** EXCERPT PROVIDED **
The Catholic Church and Down syndrome
The Pillar's reading (and watching) list
Editor’s note: This reading list was first published by The Pillar in 2021.
Monday, March 21 is recognized around the globe as World Down Syndrome Day.
Here are some Catholic voices, insights, and resources on what it means to be a Catholic, and to know and love the disabled.
The Little Sisters, Disciples of the Lamb
In France, the Little Sisters, Disciples of the Lamb, is a religious community that has “adapted itself to Down’s syndrome and to the experience of religious life with a handicap.”
The community is the only one in the world known to invite women with Down syndrome to enter religious life as full members of a religious institute.
The Church cannot be voiceless or out of tune in the defence and promotion of people with disabilities. Her closeness to the families helps them to overcome the loneliness that often risks closing them off for want of attention and support. This applies even more so due to her responsibility with regard to generating and forming the Christian life. The community must not lack the words and above all the gestures for encountering and welcoming people with disabilities. The Sunday Liturgy, especially, must be able to include them, so that the encounter with the Risen Lord and with the community itself may be a source of hope and courage in the difficult journey of life.

** PROVIDED MATERIAL **
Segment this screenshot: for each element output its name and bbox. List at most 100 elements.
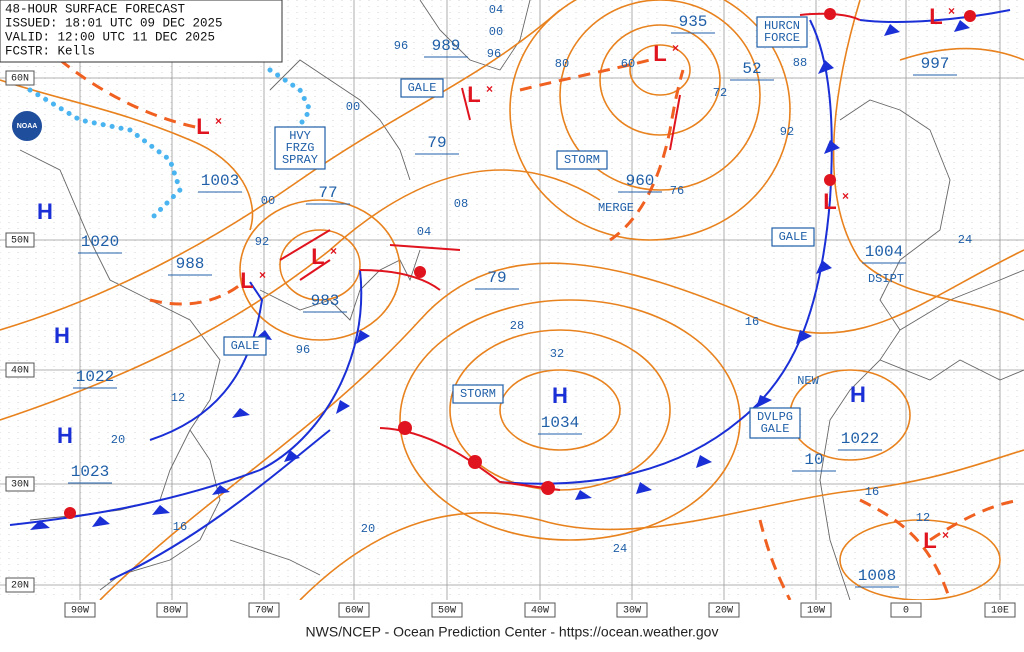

** TASK INSTRUCTIONS **
Reproduce the passage of the Catholic Church and Down syndrome reading list above, from "The Catholic Church" up to and including "love the disabled.".

** SOLUTION **
The Catholic Church and Down syndrome
The Pillar's reading (and watching) list
Editor’s note: This reading list was first published by The Pillar in 2021.
Monday, March 21 is recognized around the globe as World Down Syndrome Day.
Here are some Catholic voices, insights, and resources on what it means to be a Catholic, and to know and love the disabled.